Write out the records below once more, exactly as they stand.

» Data in this exercise:
▽
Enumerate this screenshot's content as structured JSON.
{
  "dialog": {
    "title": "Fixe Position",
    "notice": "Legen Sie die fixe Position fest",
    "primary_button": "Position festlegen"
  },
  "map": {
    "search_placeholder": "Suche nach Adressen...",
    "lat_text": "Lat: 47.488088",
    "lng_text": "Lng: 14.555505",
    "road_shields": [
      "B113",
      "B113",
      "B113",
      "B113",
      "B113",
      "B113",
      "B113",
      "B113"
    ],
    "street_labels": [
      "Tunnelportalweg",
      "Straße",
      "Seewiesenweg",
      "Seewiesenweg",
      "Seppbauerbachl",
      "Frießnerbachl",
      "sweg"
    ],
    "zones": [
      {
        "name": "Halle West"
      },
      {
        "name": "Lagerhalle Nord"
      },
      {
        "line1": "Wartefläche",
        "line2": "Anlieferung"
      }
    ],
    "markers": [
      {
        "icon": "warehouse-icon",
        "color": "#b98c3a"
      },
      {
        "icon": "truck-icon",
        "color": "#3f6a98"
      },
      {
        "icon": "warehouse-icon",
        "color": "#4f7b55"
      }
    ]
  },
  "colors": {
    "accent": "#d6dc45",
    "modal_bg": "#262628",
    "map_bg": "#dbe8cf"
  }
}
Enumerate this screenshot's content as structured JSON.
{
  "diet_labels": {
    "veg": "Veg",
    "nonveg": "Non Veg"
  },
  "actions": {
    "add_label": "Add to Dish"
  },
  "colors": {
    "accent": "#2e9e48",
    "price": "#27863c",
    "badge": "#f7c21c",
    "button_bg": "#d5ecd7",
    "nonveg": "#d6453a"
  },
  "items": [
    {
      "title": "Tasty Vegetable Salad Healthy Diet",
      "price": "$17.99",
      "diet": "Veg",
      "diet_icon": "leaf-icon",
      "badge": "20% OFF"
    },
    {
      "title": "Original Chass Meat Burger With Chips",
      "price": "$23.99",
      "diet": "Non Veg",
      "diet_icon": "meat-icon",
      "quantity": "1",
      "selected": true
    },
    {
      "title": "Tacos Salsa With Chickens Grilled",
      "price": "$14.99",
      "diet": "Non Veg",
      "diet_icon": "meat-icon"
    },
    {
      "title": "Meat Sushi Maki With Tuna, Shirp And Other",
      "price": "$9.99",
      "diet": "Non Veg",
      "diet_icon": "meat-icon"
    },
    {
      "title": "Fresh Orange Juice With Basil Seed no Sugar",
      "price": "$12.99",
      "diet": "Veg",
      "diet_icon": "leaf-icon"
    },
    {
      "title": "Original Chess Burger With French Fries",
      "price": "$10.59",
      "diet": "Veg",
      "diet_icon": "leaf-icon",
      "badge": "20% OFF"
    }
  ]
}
△
» The completed task:
Enumerate this screenshot's content as structured JSON.
{
  "dialog": {
    "title": "Fixe Position",
    "notice": "Legen Sie die fixe Position fest",
    "primary_button": "Position festlegen"
  },
  "map": {
    "search_placeholder": "Suche nach Adressen...",
    "lat_text": "Lat: 47.488088",
    "lng_text": "Lng: 14.555505",
    "road_shields": [
      "B113",
      "B113",
      "B113",
      "B113",
      "B113",
      "B113",
      "B113",
      "B113"
    ],
    "street_labels": [
      "Tunnelportalweg",
      "Straße",
      "Seewiesenweg",
      "Seewiesenweg",
      "Seppbauerbachl",
      "Frießnerbachl",
      "sweg"
    ],
    "zones": [
      {
        "name": "Halle West"
      },
      {
        "name": "Lagerhalle Nord"
      },
      {
        "line1": "Wartefläche",
        "line2": "Anlieferung"
      }
    ],
    "markers": [
      {
        "icon": "warehouse-icon",
        "color": "#b98c3a"
      },
      {
        "icon": "truck-icon",
        "color": "#3f6a98"
      },
      {
        "icon": "warehouse-icon",
        "color": "#4f7b55"
      }
    ]
  },
  "colors": {
    "accent": "#d6dc45",
    "modal_bg": "#262628",
    "map_bg": "#dbe8cf"
  }
}
Enumerate this screenshot's content as structured JSON.
{
  "diet_labels": {
    "veg": "Veg",
    "nonveg": "Non Veg"
  },
  "actions": {
    "add_label": "Add to Dish"
  },
  "colors": {
    "accent": "#2e9e48",
    "price": "#27863c",
    "badge": "#f7c21c",
    "button_bg": "#d5ecd7",
    "nonveg": "#d6453a"
  },
  "items": [
    {
      "title": "Tasty Vegetable Salad Healthy Diet",
      "price": "$17.99",
      "diet": "Veg",
      "diet_icon": "leaf-icon",
      "badge": "20% OFF"
    },
    {
      "title": "Original Chass Meat Burger With Chips",
      "price": "$23.99",
      "diet": "Non Veg",
      "diet_icon": "meat-icon",
      "quantity": "1",
      "selected": true
    },
    {
      "title": "Tacos Salsa With Chickens Grilled",
      "price": "$14.99",
      "diet": "Non Veg",
      "diet_icon": "meat-icon"
    },
    {
      "title": "Meat Sushi Maki With Tuna, Shirp And Other",
      "price": "$9.99",
      "diet": "Non Veg",
      "diet_icon": "meat-icon"
    },
    {
      "title": "Fresh Orange Juice With Basil Seed no Sugar",
      "price": "$12.99",
      "diet": "Veg",
      "diet_icon": "leaf-icon"
    },
    {
      "title": "Original Chess Burger With French Fries",
      "price": "$10.59",
      "diet": "Veg",
      "diet_icon": "leaf-icon",
      "badge": "20% OFF"
    }
  ]
}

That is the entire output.